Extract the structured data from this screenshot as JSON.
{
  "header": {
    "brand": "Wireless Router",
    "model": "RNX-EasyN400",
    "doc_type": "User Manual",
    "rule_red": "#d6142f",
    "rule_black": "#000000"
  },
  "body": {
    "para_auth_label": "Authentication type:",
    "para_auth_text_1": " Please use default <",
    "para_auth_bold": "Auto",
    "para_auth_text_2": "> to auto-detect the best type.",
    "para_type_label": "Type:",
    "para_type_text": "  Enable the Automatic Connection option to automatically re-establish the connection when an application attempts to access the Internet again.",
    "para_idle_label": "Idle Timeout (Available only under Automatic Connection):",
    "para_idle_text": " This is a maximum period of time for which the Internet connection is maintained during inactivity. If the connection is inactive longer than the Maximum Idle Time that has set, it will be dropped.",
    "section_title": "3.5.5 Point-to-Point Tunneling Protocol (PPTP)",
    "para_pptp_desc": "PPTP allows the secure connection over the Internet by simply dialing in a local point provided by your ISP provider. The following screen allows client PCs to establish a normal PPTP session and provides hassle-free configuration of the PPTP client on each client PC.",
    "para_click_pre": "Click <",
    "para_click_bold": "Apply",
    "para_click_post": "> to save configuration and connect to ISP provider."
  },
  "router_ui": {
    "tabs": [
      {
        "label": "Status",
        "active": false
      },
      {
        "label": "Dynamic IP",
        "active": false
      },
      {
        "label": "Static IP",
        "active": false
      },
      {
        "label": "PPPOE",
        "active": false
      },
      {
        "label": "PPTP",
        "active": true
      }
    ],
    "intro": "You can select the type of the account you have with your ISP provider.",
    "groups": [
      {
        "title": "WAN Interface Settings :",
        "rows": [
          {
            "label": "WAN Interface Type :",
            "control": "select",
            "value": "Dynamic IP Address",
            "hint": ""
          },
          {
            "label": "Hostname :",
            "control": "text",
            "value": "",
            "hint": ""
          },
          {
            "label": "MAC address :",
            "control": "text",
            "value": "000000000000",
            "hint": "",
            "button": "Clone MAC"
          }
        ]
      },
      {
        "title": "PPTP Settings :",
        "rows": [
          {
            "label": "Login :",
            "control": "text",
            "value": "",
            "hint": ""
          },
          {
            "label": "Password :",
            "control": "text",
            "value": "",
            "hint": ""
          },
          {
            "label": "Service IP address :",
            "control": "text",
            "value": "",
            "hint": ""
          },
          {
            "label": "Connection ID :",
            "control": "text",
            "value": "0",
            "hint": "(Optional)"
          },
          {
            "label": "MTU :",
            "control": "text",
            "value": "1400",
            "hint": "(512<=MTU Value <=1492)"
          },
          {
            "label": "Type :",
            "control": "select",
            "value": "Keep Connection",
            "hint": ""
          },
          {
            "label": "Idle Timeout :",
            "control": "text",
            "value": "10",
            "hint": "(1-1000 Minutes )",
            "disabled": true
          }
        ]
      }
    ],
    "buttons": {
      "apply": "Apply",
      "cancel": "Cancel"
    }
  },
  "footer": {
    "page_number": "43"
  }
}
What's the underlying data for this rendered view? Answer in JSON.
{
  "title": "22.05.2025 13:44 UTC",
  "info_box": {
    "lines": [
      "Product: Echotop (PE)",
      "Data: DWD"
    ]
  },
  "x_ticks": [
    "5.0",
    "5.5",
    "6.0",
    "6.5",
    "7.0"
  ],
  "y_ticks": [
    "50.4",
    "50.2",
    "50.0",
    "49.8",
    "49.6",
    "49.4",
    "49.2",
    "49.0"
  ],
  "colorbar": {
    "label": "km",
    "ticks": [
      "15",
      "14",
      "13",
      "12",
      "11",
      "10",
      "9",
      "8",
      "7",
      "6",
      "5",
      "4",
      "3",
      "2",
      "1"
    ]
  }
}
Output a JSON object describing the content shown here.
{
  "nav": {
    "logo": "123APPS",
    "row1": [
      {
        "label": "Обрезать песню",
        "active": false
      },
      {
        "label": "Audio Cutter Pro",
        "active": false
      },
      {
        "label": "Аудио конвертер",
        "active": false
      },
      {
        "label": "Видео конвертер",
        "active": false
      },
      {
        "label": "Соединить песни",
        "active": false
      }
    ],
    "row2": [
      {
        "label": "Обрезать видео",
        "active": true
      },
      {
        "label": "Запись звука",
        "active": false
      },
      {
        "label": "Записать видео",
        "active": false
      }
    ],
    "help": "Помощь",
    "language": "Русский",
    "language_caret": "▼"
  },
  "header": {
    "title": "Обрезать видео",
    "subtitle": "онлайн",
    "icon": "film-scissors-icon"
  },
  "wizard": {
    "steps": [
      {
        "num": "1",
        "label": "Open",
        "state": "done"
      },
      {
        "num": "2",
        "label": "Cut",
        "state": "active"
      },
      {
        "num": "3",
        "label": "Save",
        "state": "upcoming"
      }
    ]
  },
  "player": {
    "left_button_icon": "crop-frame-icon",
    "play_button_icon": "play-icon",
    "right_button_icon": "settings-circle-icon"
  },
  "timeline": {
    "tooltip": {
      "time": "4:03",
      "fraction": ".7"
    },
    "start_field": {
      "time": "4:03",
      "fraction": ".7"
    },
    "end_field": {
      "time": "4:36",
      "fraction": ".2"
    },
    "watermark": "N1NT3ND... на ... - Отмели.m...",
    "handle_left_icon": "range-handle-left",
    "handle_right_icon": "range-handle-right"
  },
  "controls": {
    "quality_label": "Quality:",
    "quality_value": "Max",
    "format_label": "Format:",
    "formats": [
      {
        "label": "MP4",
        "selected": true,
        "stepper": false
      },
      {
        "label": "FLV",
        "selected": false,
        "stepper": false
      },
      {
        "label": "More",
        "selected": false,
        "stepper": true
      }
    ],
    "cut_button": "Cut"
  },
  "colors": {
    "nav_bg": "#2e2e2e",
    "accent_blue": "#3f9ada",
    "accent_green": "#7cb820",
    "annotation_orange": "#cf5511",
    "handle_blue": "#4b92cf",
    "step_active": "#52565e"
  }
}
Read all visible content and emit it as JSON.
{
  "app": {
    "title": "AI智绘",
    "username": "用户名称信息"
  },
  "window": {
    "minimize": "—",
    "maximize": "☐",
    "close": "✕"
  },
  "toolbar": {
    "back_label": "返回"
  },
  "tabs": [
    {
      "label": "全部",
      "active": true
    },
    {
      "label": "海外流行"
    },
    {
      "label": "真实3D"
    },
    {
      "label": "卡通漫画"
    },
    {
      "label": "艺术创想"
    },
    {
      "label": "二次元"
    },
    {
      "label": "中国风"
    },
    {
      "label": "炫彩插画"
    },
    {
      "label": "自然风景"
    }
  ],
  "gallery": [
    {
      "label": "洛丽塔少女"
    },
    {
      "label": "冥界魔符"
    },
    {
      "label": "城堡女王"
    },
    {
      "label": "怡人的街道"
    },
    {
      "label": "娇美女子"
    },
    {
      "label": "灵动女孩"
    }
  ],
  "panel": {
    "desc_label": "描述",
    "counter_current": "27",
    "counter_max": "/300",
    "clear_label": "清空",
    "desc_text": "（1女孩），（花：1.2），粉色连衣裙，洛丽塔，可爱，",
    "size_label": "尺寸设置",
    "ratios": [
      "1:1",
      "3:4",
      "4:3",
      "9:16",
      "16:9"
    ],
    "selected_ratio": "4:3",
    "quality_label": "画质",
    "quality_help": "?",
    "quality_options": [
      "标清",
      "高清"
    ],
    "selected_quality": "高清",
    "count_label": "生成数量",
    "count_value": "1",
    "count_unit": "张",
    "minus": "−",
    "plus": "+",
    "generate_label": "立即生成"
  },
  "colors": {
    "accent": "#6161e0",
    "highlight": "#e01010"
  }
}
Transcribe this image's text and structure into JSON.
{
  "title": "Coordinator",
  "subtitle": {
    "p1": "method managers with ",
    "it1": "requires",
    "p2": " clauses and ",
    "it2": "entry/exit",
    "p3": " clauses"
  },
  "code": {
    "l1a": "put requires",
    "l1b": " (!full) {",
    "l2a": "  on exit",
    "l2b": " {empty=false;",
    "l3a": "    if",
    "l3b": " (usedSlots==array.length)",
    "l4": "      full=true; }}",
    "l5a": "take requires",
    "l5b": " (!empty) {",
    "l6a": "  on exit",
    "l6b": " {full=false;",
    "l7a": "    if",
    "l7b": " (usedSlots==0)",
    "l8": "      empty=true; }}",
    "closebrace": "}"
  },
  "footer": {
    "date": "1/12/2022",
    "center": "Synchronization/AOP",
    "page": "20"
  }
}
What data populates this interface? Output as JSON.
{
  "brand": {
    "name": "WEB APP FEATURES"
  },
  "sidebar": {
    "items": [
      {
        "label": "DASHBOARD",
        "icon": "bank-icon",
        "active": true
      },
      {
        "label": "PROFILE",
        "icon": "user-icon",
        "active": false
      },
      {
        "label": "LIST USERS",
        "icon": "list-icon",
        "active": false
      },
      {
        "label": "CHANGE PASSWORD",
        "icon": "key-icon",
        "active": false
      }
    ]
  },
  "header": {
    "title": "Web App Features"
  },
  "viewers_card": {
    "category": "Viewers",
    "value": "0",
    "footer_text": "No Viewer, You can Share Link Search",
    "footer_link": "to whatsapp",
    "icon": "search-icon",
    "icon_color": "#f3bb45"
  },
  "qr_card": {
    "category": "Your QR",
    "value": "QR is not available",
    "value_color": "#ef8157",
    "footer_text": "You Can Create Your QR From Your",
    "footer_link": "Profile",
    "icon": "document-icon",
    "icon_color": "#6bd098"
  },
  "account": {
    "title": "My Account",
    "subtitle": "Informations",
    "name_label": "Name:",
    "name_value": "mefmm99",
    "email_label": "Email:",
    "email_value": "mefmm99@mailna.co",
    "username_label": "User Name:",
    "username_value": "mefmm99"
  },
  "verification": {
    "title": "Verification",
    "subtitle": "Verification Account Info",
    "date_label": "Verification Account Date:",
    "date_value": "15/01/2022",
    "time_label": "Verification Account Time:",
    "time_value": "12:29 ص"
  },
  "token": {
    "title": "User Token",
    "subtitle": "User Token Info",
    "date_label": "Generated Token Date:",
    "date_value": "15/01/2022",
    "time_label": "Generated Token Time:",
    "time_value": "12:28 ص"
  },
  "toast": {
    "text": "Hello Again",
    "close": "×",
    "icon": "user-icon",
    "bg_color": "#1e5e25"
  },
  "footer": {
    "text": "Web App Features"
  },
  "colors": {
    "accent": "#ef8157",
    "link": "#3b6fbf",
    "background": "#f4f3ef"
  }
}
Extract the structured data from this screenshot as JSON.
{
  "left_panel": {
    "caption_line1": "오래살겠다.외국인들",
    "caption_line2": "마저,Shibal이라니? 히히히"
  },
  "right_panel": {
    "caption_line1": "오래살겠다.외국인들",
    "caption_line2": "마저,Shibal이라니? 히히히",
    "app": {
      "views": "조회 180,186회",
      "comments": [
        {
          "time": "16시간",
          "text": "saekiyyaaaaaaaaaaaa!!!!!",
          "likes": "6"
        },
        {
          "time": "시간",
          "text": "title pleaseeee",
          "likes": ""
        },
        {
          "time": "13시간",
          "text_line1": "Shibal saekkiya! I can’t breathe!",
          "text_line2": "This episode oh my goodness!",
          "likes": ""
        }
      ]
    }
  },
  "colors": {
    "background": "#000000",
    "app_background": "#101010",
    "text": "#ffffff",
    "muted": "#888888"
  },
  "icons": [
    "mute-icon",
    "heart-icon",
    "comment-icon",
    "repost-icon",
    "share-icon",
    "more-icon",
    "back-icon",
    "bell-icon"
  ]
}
○ ○ ○ ○ ○
#### [TASK DETAILS]
Tally the lines of the listing in which the word "content" occurs, and state the total alone.

#### [ANSWER FOR THIS EXERCISE]
2